### AVAILABLE DATA
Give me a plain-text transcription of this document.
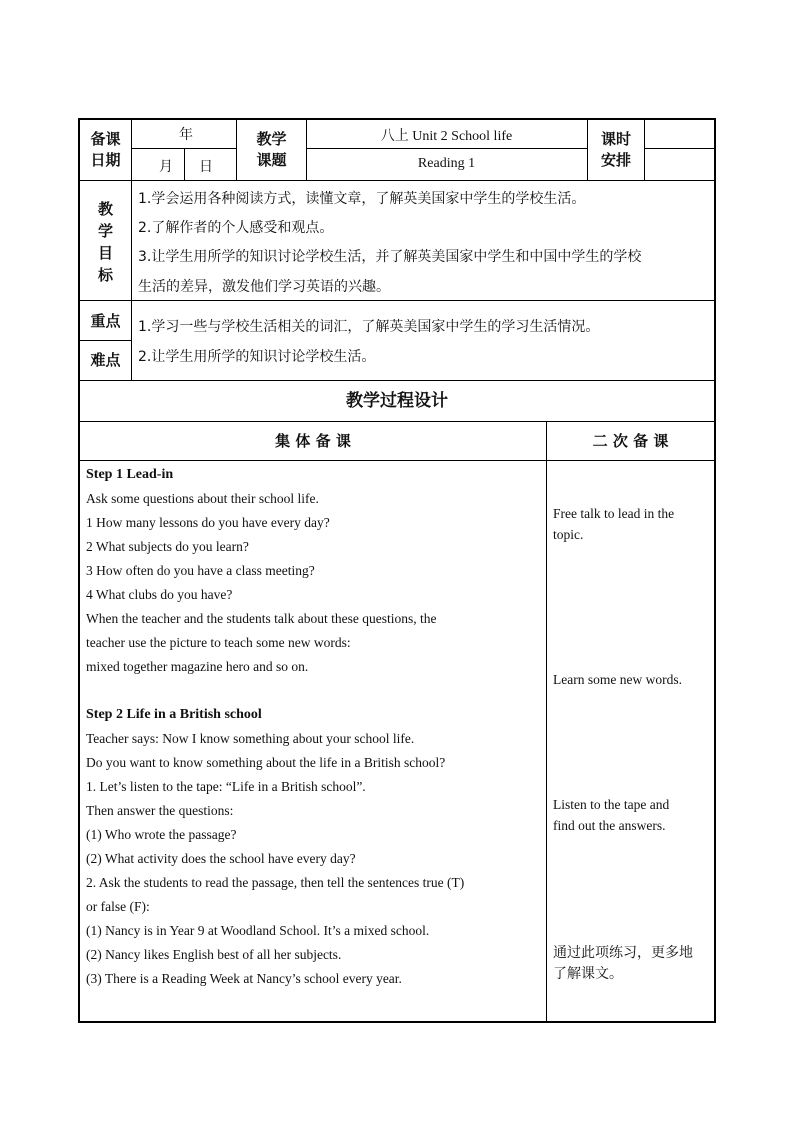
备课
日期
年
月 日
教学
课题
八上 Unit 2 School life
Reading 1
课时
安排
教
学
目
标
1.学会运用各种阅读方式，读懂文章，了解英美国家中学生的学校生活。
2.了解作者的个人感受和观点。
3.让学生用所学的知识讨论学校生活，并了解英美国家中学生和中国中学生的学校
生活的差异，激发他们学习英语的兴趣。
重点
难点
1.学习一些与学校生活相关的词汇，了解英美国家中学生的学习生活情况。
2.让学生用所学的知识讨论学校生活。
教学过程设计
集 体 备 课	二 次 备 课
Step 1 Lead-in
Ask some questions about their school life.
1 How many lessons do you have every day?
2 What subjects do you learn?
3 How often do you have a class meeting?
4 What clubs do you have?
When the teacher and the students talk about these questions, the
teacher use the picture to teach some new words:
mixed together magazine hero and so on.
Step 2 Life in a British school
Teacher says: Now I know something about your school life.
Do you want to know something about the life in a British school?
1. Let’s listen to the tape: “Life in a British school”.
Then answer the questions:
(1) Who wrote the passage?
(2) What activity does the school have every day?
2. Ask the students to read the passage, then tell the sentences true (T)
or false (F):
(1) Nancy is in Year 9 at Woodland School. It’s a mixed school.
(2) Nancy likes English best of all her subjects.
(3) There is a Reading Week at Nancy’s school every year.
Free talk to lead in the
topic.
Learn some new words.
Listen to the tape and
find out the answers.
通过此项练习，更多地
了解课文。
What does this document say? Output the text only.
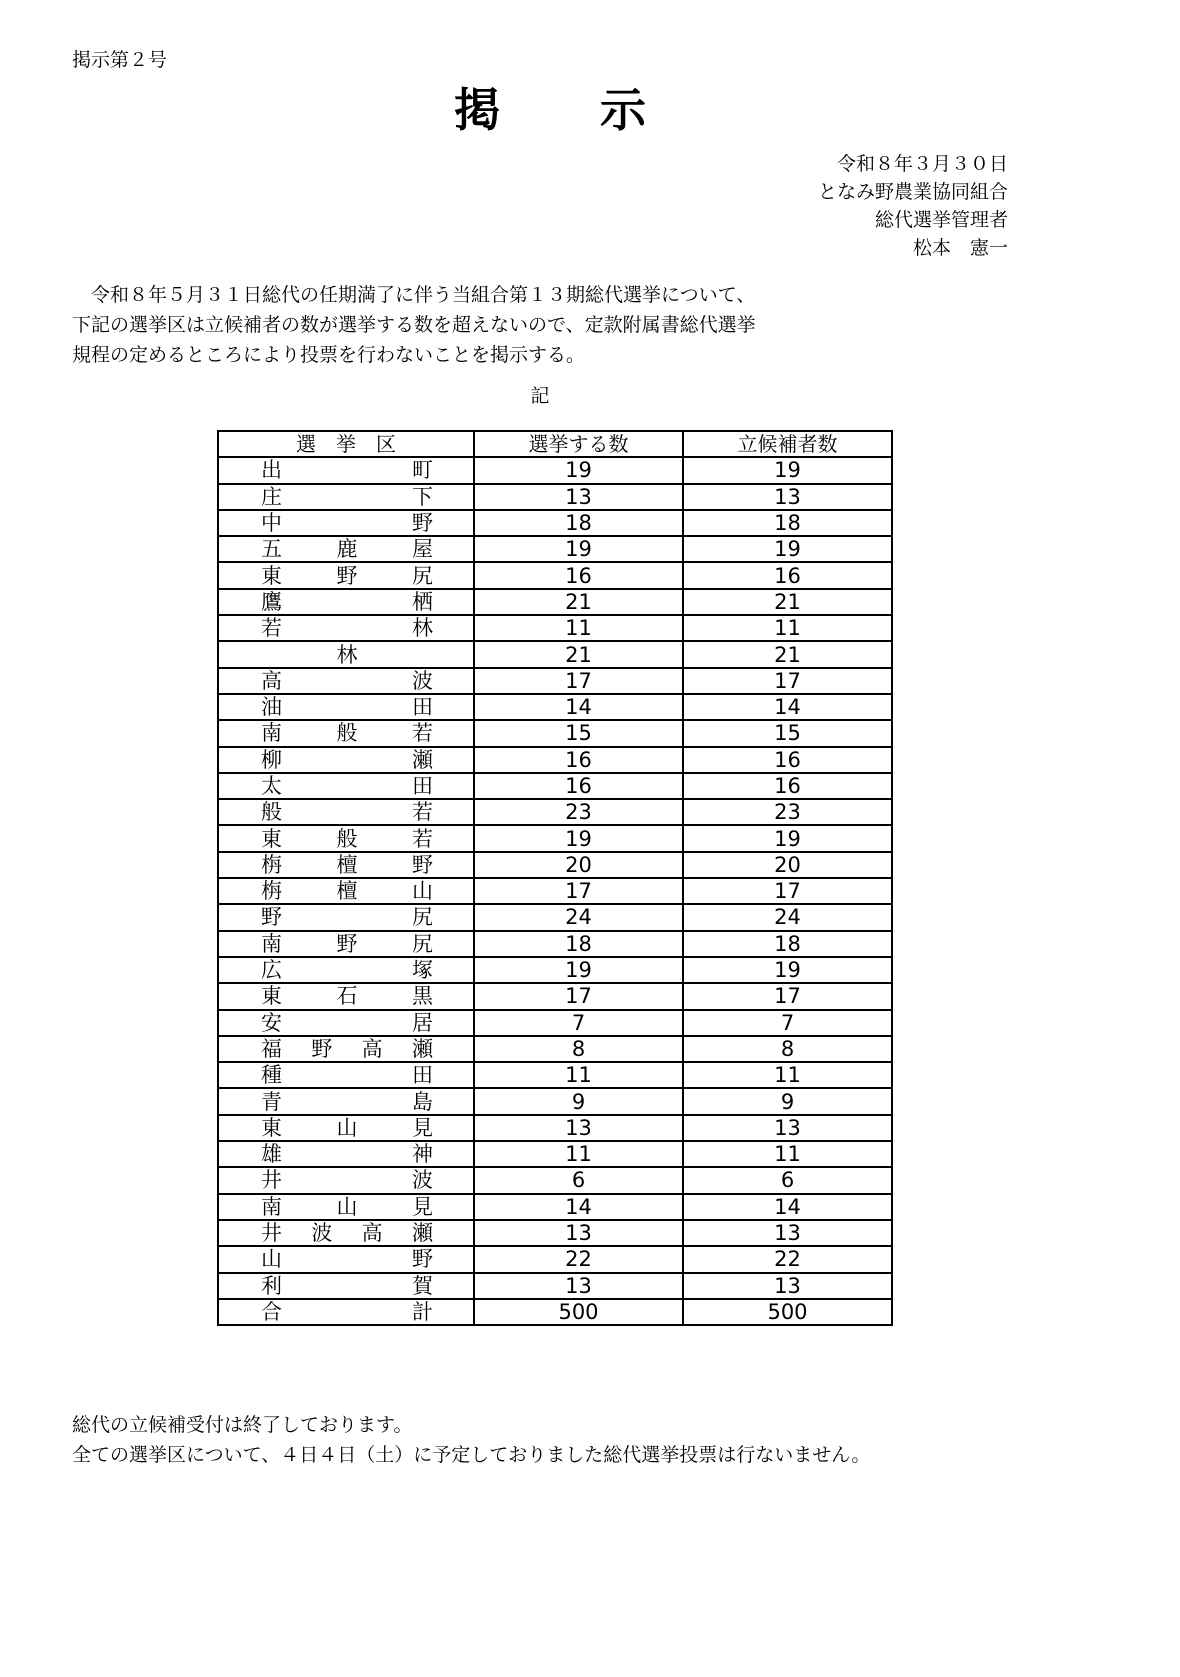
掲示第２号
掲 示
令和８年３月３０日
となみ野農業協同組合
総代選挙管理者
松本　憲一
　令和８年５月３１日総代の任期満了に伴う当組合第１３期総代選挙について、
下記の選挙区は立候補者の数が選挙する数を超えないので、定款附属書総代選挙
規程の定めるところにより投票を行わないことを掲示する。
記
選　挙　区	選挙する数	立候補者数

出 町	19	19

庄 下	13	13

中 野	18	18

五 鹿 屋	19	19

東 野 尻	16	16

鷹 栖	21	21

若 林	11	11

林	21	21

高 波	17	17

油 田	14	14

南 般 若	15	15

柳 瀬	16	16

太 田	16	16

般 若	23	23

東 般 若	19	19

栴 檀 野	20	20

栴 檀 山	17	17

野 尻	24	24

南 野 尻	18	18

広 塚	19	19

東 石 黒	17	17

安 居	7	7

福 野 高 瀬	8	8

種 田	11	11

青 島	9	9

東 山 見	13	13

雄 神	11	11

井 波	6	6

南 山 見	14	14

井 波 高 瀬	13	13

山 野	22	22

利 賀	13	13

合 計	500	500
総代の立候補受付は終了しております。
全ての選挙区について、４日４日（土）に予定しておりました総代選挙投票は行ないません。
==
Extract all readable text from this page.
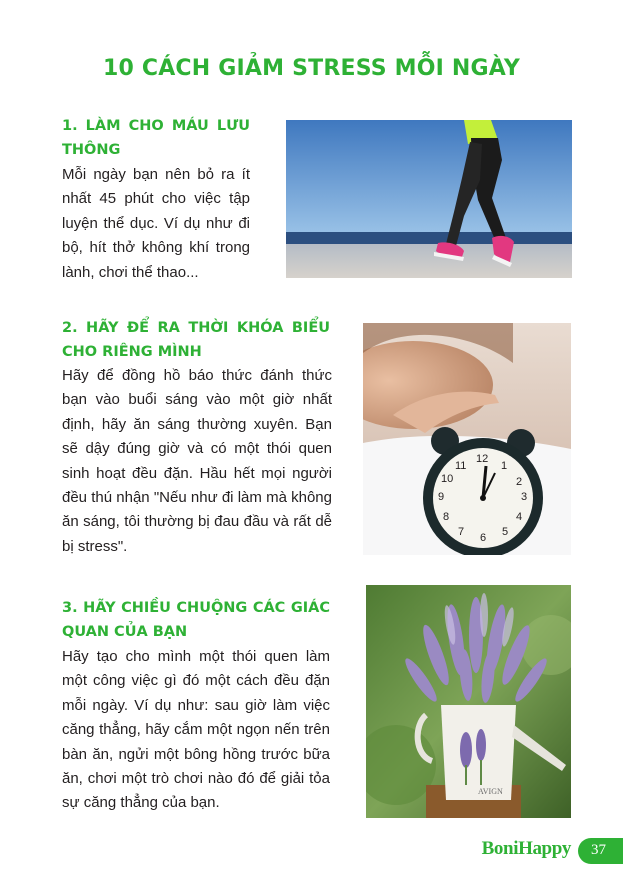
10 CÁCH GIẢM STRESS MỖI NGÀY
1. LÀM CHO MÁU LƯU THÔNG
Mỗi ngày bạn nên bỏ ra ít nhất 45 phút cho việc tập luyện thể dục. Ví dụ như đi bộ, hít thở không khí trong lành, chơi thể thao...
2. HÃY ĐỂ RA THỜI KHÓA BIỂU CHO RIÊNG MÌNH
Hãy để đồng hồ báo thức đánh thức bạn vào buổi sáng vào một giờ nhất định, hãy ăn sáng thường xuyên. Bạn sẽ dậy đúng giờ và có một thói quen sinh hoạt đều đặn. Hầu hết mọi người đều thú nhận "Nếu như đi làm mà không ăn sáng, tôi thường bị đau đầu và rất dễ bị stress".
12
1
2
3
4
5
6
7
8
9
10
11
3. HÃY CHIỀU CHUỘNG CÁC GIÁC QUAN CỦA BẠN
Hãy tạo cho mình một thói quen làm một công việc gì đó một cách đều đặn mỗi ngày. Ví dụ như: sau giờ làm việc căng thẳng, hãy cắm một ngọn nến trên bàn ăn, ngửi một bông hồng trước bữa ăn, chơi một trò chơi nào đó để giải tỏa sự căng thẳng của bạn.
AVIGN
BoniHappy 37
* * *
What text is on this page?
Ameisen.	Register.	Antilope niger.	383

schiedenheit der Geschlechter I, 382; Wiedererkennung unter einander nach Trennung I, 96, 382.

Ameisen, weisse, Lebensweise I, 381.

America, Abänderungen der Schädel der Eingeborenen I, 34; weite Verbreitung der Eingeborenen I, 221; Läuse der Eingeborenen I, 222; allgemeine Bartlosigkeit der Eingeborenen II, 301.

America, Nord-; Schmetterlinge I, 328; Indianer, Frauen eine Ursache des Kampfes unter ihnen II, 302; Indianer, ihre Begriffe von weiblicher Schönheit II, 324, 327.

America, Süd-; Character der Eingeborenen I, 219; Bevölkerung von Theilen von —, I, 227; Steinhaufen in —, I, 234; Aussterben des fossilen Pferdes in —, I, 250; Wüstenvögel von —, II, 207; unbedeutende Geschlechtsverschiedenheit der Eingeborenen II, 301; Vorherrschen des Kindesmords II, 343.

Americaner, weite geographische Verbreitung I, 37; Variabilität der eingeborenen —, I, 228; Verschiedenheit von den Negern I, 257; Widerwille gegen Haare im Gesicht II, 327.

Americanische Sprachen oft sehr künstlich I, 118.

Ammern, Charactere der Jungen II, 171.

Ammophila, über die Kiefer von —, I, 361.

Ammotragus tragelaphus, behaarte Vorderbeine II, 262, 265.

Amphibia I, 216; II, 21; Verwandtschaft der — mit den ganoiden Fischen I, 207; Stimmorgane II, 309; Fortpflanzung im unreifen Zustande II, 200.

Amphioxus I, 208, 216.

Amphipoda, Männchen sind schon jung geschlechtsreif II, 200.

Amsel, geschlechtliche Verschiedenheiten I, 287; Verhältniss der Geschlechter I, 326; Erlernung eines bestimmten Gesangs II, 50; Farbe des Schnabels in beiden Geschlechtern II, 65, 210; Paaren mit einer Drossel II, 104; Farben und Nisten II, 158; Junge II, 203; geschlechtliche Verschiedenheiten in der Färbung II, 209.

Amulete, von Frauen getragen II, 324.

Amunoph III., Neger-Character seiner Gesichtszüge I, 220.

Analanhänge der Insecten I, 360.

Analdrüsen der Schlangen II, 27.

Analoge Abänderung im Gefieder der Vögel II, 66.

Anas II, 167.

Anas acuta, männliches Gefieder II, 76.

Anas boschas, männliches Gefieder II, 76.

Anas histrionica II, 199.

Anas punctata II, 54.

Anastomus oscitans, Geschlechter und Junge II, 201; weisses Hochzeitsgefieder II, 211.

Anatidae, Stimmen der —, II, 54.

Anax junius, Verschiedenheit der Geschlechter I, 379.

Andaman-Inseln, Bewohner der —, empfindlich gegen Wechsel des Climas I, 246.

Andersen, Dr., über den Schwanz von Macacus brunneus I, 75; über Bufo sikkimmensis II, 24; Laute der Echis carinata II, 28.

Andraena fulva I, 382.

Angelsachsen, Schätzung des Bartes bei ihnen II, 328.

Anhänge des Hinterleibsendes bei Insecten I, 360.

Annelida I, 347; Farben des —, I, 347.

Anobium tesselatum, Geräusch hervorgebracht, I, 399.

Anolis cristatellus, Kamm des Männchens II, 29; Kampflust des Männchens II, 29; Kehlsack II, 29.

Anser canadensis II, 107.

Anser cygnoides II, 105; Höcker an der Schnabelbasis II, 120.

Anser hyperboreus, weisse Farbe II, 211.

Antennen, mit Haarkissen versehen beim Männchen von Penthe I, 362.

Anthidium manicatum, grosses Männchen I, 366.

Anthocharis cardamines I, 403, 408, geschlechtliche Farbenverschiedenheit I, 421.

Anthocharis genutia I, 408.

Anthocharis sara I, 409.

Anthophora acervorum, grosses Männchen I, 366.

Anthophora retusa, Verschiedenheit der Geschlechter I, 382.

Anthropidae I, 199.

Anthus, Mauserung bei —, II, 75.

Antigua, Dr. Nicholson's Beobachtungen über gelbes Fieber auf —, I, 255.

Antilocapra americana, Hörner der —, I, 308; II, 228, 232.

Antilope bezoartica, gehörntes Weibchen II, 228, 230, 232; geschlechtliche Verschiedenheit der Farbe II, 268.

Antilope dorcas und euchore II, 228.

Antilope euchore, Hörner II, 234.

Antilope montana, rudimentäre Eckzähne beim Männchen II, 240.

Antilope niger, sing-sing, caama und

### STATED PROBLEM
Review the preceding data and report every line that includes the string "What".

### FULL ANSWER
2 What subjects do you learn?
4 What clubs do you have?
(2) What activity does the school have every day?
What does this document say? Output the text only.
What text is on this page?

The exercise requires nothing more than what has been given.